__GIVEN INSTRUCTION__: The data below is to be returned in full and exactly.

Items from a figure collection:
* * * *
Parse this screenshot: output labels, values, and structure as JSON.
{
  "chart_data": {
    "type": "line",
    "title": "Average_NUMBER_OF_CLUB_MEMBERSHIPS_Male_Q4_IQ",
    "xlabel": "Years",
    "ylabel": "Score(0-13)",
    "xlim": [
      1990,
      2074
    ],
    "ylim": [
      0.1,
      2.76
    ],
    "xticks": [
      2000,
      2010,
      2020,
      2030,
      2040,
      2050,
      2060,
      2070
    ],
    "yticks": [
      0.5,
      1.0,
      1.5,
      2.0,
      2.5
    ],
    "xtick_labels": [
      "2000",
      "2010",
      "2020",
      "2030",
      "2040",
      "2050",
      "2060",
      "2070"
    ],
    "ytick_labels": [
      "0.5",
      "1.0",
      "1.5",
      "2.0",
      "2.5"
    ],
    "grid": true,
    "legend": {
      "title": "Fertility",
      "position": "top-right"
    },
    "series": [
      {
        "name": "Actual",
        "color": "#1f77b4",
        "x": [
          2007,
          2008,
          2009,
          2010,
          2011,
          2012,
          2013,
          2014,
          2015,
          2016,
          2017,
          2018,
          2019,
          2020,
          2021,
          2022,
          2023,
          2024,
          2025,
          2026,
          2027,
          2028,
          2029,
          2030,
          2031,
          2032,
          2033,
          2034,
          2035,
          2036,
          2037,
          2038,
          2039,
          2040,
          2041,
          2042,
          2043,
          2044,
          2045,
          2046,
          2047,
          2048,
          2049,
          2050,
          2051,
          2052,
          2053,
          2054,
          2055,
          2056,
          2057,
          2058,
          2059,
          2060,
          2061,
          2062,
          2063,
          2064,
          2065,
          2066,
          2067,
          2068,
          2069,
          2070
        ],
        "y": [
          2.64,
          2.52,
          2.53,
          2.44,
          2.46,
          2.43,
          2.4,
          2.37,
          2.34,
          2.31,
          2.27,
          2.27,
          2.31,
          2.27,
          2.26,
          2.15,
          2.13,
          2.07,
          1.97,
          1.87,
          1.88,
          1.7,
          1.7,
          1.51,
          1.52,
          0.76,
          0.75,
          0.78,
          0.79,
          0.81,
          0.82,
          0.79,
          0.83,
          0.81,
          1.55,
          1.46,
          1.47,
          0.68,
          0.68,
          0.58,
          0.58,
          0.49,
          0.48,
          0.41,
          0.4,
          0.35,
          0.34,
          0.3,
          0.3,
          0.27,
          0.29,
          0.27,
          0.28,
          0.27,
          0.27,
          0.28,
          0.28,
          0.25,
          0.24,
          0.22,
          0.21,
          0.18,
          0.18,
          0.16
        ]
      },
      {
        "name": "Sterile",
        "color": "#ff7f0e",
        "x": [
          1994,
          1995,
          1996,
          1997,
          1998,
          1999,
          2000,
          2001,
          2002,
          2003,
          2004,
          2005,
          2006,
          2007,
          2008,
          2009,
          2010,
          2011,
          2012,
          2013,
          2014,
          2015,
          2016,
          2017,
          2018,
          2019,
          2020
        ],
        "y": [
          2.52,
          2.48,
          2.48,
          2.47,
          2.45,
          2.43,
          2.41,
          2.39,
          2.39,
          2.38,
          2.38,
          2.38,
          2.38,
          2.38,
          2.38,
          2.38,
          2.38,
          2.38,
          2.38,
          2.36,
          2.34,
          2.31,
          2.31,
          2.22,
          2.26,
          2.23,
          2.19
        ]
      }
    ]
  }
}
* * * *
__WRITTEN ANSWER__:
Parse this screenshot: output labels, values, and structure as JSON.
{
  "chart_data": {
    "type": "line",
    "title": "Average_NUMBER_OF_CLUB_MEMBERSHIPS_Male_Q4_IQ",
    "xlabel": "Years",
    "ylabel": "Score(0-13)",
    "xlim": [
      1990,
      2074
    ],
    "ylim": [
      0.1,
      2.76
    ],
    "xticks": [
      2000,
      2010,
      2020,
      2030,
      2040,
      2050,
      2060,
      2070
    ],
    "yticks": [
      0.5,
      1.0,
      1.5,
      2.0,
      2.5
    ],
    "xtick_labels": [
      "2000",
      "2010",
      "2020",
      "2030",
      "2040",
      "2050",
      "2060",
      "2070"
    ],
    "ytick_labels": [
      "0.5",
      "1.0",
      "1.5",
      "2.0",
      "2.5"
    ],
    "grid": true,
    "legend": {
      "title": "Fertility",
      "position": "top-right"
    },
    "series": [
      {
        "name": "Actual",
        "color": "#1f77b4",
        "x": [
          2007,
          2008,
          2009,
          2010,
          2011,
          2012,
          2013,
          2014,
          2015,
          2016,
          2017,
          2018,
          2019,
          2020,
          2021,
          2022,
          2023,
          2024,
          2025,
          2026,
          2027,
          2028,
          2029,
          2030,
          2031,
          2032,
          2033,
          2034,
          2035,
          2036,
          2037,
          2038,
          2039,
          2040,
          2041,
          2042,
          2043,
          2044,
          2045,
          2046,
          2047,
          2048,
          2049,
          2050,
          2051,
          2052,
          2053,
          2054,
          2055,
          2056,
          2057,
          2058,
          2059,
          2060,
          2061,
          2062,
          2063,
          2064,
          2065,
          2066,
          2067,
          2068,
          2069,
          2070
        ],
        "y": [
          2.64,
          2.52,
          2.53,
          2.44,
          2.46,
          2.43,
          2.4,
          2.37,
          2.34,
          2.31,
          2.27,
          2.27,
          2.31,
          2.27,
          2.26,
          2.15,
          2.13,
          2.07,
          1.97,
          1.87,
          1.88,
          1.7,
          1.7,
          1.51,
          1.52,
          0.76,
          0.75,
          0.78,
          0.79,
          0.81,
          0.82,
          0.79,
          0.83,
          0.81,
          1.55,
          1.46,
          1.47,
          0.68,
          0.68,
          0.58,
          0.58,
          0.49,
          0.48,
          0.41,
          0.4,
          0.35,
          0.34,
          0.3,
          0.3,
          0.27,
          0.29,
          0.27,
          0.28,
          0.27,
          0.27,
          0.28,
          0.28,
          0.25,
          0.24,
          0.22,
          0.21,
          0.18,
          0.18,
          0.16
        ]
      },
      {
        "name": "Sterile",
        "color": "#ff7f0e",
        "x": [
          1994,
          1995,
          1996,
          1997,
          1998,
          1999,
          2000,
          2001,
          2002,
          2003,
          2004,
          2005,
          2006,
          2007,
          2008,
          2009,
          2010,
          2011,
          2012,
          2013,
          2014,
          2015,
          2016,
          2017,
          2018,
          2019,
          2020
        ],
        "y": [
          2.52,
          2.48,
          2.48,
          2.47,
          2.45,
          2.43,
          2.41,
          2.39,
          2.39,
          2.38,
          2.38,
          2.38,
          2.38,
          2.38,
          2.38,
          2.38,
          2.38,
          2.38,
          2.38,
          2.36,
          2.34,
          2.31,
          2.31,
          2.22,
          2.26,
          2.23,
          2.19
        ]
      }
    ]
  }
}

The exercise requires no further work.